::: RECORDS TO PROCESS :::

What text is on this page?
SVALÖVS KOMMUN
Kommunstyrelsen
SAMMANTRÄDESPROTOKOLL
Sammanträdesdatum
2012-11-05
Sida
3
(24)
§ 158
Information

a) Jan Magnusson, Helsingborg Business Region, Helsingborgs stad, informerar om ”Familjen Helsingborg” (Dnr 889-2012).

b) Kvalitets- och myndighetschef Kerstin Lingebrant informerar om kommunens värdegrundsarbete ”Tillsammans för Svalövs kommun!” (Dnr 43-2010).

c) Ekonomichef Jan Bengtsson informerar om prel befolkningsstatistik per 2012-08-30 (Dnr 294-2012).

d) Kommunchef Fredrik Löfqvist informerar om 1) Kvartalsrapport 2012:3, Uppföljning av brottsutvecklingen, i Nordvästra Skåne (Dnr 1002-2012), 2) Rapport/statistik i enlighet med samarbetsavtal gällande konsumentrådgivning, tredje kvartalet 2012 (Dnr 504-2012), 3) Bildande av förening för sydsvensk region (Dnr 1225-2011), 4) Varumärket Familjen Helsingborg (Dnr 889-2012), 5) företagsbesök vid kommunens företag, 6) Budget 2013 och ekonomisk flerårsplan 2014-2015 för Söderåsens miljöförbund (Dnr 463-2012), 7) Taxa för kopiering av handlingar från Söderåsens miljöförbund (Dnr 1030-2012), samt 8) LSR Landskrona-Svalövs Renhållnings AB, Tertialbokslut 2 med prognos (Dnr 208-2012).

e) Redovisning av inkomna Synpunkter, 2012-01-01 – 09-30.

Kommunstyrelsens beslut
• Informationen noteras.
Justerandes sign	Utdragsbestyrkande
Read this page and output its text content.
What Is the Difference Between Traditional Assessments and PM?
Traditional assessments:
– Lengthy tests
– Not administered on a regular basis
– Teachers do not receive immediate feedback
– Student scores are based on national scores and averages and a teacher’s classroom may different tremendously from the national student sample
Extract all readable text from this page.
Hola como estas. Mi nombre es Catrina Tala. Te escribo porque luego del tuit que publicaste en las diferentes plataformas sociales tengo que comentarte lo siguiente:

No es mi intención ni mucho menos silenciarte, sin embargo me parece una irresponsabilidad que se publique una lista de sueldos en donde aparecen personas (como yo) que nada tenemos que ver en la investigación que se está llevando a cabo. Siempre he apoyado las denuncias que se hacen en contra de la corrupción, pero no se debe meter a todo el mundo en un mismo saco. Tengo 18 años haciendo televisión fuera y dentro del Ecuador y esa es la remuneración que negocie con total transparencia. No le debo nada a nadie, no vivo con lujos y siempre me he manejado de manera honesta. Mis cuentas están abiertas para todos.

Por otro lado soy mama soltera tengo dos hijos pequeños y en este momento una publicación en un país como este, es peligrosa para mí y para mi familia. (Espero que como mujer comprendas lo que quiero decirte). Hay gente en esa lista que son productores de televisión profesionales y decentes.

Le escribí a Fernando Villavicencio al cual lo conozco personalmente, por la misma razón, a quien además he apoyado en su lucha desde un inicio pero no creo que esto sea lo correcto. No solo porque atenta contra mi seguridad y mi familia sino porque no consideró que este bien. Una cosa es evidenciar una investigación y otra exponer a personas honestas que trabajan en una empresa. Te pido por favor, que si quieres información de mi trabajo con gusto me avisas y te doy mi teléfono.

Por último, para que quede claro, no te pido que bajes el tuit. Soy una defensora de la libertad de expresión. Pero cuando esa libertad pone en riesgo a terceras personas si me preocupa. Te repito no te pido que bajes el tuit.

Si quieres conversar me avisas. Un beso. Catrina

:::

- _TO DO_
The records above must be output exactly, in full.

- _FINAL RESULT_
What text is on this page?
SVALÖVS KOMMUN
Kommunstyrelsen
SAMMANTRÄDESPROTOKOLL
Sammanträdesdatum
2012-11-05
Sida
3
(24)
§ 158
Information

a) Jan Magnusson, Helsingborg Business Region, Helsingborgs stad, informerar om ”Familjen Helsingborg” (Dnr 889-2012).

b) Kvalitets- och myndighetschef Kerstin Lingebrant informerar om kommunens värdegrundsarbete ”Tillsammans för Svalövs kommun!” (Dnr 43-2010).

c) Ekonomichef Jan Bengtsson informerar om prel befolkningsstatistik per 2012-08-30 (Dnr 294-2012).

d) Kommunchef Fredrik Löfqvist informerar om 1) Kvartalsrapport 2012:3, Uppföljning av brottsutvecklingen, i Nordvästra Skåne (Dnr 1002-2012), 2) Rapport/statistik i enlighet med samarbetsavtal gällande konsumentrådgivning, tredje kvartalet 2012 (Dnr 504-2012), 3) Bildande av förening för sydsvensk region (Dnr 1225-2011), 4) Varumärket Familjen Helsingborg (Dnr 889-2012), 5) företagsbesök vid kommunens företag, 6) Budget 2013 och ekonomisk flerårsplan 2014-2015 för Söderåsens miljöförbund (Dnr 463-2012), 7) Taxa för kopiering av handlingar från Söderåsens miljöförbund (Dnr 1030-2012), samt 8) LSR Landskrona-Svalövs Renhållnings AB, Tertialbokslut 2 med prognos (Dnr 208-2012).

e) Redovisning av inkomna Synpunkter, 2012-01-01 – 09-30.

Kommunstyrelsens beslut
• Informationen noteras.
Justerandes sign	Utdragsbestyrkande
Read this page and output its text content.
What Is the Difference Between Traditional Assessments and PM?
Traditional assessments:
– Lengthy tests
– Not administered on a regular basis
– Teachers do not receive immediate feedback
– Student scores are based on national scores and averages and a teacher’s classroom may different tremendously from the national student sample
Extract all readable text from this page.
Hola como estas. Mi nombre es Catrina Tala. Te escribo porque luego del tuit que publicaste en las diferentes plataformas sociales tengo que comentarte lo siguiente:

No es mi intención ni mucho menos silenciarte, sin embargo me parece una irresponsabilidad que se publique una lista de sueldos en donde aparecen personas (como yo) que nada tenemos que ver en la investigación que se está llevando a cabo. Siempre he apoyado las denuncias que se hacen en contra de la corrupción, pero no se debe meter a todo el mundo en un mismo saco. Tengo 18 años haciendo televisión fuera y dentro del Ecuador y esa es la remuneración que negocie con total transparencia. No le debo nada a nadie, no vivo con lujos y siempre me he manejado de manera honesta. Mis cuentas están abiertas para todos.

Por otro lado soy mama soltera tengo dos hijos pequeños y en este momento una publicación en un país como este, es peligrosa para mí y para mi familia. (Espero que como mujer comprendas lo que quiero decirte). Hay gente en esa lista que son productores de televisión profesionales y decentes.

Le escribí a Fernando Villavicencio al cual lo conozco personalmente, por la misma razón, a quien además he apoyado en su lucha desde un inicio pero no creo que esto sea lo correcto. No solo porque atenta contra mi seguridad y mi familia sino porque no consideró que este bien. Una cosa es evidenciar una investigación y otra exponer a personas honestas que trabajan en una empresa. Te pido por favor, que si quieres información de mi trabajo con gusto me avisas y te doy mi teléfono.

Por último, para que quede claro, no te pido que bajes el tuit. Soy una defensora de la libertad de expresión. Pero cuando esa libertad pone en riesgo a terceras personas si me preocupa. Te repito no te pido que bajes el tuit.

Si quieres conversar me avisas. Un beso. Catrina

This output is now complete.